*Goal*
Extract the listing below in full, unchanged.

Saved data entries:
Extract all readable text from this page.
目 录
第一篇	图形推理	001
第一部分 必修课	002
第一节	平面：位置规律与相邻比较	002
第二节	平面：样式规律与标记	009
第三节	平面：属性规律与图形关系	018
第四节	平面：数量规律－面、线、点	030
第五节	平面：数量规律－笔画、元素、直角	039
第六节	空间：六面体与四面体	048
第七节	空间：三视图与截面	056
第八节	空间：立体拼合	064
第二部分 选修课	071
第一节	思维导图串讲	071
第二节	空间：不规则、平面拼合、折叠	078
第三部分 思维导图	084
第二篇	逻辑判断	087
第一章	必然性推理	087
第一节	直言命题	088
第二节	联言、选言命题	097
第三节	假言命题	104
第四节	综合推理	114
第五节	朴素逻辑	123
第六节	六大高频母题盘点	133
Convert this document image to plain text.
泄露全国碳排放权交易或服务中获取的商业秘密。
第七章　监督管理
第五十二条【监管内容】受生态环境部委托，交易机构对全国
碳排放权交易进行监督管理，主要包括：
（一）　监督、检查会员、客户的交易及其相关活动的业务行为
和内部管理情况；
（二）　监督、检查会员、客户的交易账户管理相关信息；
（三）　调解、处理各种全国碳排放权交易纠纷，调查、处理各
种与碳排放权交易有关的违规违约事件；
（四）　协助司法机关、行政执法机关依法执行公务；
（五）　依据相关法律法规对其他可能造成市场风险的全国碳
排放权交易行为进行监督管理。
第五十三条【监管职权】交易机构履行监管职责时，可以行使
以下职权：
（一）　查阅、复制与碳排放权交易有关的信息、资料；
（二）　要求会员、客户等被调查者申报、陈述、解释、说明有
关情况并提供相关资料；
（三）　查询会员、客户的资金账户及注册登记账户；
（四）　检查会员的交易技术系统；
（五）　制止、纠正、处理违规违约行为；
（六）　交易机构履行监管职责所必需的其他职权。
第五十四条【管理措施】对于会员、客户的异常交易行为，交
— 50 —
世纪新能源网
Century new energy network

*Full response*
Extract all readable text from this page.
目 录
第一篇	图形推理	001
第一部分 必修课	002
第一节	平面：位置规律与相邻比较	002
第二节	平面：样式规律与标记	009
第三节	平面：属性规律与图形关系	018
第四节	平面：数量规律－面、线、点	030
第五节	平面：数量规律－笔画、元素、直角	039
第六节	空间：六面体与四面体	048
第七节	空间：三视图与截面	056
第八节	空间：立体拼合	064
第二部分 选修课	071
第一节	思维导图串讲	071
第二节	空间：不规则、平面拼合、折叠	078
第三部分 思维导图	084
第二篇	逻辑判断	087
第一章	必然性推理	087
第一节	直言命题	088
第二节	联言、选言命题	097
第三节	假言命题	104
第四节	综合推理	114
第五节	朴素逻辑	123
第六节	六大高频母题盘点	133
Convert this document image to plain text.
泄露全国碳排放权交易或服务中获取的商业秘密。
第七章　监督管理
第五十二条【监管内容】受生态环境部委托，交易机构对全国
碳排放权交易进行监督管理，主要包括：
（一）　监督、检查会员、客户的交易及其相关活动的业务行为
和内部管理情况；
（二）　监督、检查会员、客户的交易账户管理相关信息；
（三）　调解、处理各种全国碳排放权交易纠纷，调查、处理各
种与碳排放权交易有关的违规违约事件；
（四）　协助司法机关、行政执法机关依法执行公务；
（五）　依据相关法律法规对其他可能造成市场风险的全国碳
排放权交易行为进行监督管理。
第五十三条【监管职权】交易机构履行监管职责时，可以行使
以下职权：
（一）　查阅、复制与碳排放权交易有关的信息、资料；
（二）　要求会员、客户等被调查者申报、陈述、解释、说明有
关情况并提供相关资料；
（三）　查询会员、客户的资金账户及注册登记账户；
（四）　检查会员的交易技术系统；
（五）　制止、纠正、处理违规违约行为；
（六）　交易机构履行监管职责所必需的其他职权。
第五十四条【管理措施】对于会员、客户的异常交易行为，交
— 50 —
世纪新能源网
Century new energy network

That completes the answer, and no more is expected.